— Begin INFORMATION SHOWN —

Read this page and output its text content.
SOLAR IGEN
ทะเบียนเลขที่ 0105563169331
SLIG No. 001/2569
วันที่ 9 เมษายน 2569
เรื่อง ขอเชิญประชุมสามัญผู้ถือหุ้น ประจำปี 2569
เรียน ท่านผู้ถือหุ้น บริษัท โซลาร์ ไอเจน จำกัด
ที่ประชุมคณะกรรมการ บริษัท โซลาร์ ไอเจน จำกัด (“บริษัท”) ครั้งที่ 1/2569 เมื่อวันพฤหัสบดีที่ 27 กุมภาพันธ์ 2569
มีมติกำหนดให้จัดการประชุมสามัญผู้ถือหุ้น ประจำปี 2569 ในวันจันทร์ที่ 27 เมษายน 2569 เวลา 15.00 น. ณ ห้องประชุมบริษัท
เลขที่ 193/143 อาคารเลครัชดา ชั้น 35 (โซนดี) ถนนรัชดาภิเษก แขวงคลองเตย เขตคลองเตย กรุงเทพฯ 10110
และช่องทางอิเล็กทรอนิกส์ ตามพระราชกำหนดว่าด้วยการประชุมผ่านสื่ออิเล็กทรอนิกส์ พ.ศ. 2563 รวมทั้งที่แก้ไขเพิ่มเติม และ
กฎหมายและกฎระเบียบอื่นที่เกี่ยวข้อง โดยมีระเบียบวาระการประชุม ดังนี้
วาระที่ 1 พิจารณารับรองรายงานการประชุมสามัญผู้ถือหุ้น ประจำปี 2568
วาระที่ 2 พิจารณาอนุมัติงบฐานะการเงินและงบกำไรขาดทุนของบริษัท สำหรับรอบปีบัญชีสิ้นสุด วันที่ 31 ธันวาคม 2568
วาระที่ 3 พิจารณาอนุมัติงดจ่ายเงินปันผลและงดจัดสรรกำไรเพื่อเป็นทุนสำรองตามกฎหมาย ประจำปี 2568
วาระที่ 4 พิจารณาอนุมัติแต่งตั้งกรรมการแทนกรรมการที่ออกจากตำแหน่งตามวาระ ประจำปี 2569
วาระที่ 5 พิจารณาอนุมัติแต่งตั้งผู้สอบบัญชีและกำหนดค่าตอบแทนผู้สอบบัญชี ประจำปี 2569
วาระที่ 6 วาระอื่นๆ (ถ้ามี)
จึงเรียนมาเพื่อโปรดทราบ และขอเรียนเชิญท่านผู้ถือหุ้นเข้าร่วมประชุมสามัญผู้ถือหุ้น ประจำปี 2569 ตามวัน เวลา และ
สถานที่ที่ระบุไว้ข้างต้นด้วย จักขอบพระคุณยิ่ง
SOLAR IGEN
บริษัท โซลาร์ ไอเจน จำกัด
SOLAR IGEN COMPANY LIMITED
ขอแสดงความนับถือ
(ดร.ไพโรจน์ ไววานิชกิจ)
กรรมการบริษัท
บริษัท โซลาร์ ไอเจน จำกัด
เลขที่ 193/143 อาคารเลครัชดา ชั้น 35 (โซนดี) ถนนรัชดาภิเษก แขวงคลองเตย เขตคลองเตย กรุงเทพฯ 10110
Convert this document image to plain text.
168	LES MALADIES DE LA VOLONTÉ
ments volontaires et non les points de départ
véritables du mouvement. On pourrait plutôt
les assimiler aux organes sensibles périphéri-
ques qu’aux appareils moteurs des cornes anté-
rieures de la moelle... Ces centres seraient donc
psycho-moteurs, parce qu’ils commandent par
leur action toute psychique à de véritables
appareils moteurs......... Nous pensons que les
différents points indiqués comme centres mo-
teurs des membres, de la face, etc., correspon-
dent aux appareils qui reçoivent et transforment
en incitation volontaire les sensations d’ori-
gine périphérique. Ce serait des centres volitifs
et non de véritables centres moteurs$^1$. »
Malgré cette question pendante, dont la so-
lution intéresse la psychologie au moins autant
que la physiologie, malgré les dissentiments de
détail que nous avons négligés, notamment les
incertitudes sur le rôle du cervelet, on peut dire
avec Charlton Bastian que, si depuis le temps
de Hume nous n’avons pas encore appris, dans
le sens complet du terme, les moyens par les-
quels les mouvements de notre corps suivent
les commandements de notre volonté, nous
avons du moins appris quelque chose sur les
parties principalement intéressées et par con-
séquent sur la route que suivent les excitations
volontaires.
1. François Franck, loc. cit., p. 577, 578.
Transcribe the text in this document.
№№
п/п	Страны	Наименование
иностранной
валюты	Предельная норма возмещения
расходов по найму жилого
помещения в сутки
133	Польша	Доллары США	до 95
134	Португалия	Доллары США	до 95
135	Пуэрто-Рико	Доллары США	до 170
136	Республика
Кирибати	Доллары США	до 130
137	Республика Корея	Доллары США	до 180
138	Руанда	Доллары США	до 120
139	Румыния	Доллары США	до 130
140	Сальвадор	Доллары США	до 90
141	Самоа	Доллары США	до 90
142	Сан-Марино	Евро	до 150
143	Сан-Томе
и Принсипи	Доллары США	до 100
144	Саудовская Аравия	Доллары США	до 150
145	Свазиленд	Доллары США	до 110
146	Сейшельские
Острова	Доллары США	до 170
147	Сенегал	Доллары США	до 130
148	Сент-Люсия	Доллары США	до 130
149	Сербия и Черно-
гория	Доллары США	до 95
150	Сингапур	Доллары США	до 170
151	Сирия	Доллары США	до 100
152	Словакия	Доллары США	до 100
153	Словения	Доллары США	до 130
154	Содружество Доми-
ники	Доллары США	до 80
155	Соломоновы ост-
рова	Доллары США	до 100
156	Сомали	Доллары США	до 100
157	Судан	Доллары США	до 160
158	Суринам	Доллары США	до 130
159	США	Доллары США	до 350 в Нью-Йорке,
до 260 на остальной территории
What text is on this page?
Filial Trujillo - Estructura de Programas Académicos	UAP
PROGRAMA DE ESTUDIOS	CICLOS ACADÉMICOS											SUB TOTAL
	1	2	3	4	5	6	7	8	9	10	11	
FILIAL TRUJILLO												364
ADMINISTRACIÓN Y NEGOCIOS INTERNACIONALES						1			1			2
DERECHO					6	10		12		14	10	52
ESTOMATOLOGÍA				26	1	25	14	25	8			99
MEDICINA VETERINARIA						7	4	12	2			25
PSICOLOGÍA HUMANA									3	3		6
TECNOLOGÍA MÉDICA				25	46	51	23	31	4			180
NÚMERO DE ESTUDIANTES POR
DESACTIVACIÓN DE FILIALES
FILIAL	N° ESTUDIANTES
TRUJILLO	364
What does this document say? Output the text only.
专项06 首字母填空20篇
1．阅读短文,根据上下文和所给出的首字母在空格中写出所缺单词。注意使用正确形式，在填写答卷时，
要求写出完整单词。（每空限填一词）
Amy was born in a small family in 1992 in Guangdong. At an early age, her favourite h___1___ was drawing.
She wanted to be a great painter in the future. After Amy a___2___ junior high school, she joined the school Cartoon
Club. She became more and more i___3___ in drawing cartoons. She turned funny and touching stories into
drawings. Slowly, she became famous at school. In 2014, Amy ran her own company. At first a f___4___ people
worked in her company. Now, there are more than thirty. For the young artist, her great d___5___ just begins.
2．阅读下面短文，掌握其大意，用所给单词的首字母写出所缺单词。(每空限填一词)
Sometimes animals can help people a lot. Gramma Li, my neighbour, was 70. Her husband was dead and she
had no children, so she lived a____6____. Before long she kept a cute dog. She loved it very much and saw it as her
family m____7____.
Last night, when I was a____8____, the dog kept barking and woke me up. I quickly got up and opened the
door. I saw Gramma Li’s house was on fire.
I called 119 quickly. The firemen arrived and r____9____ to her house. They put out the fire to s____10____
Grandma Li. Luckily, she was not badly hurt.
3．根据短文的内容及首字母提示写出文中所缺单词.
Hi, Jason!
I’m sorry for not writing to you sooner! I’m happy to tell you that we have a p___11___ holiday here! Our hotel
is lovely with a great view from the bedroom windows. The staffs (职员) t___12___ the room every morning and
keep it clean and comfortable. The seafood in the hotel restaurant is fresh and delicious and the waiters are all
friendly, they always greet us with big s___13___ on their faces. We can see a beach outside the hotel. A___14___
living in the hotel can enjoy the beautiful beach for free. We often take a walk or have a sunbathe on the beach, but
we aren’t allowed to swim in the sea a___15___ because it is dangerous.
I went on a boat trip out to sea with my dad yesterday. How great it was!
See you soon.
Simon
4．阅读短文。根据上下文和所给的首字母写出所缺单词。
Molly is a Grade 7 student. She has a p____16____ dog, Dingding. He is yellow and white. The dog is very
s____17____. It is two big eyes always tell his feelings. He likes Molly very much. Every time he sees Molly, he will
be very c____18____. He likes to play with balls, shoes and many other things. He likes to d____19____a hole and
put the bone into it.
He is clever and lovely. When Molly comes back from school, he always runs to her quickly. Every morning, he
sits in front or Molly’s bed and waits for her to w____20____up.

— End INFORMATION SHOWN —

TO DO:
Search the data above for the string "family" and return every line that has it.

PROBLEM SOLUTION:
Amy was born in a small family in 1992 in Guangdong. At an early age, her favourite h___1___ was drawing.
family m____7____.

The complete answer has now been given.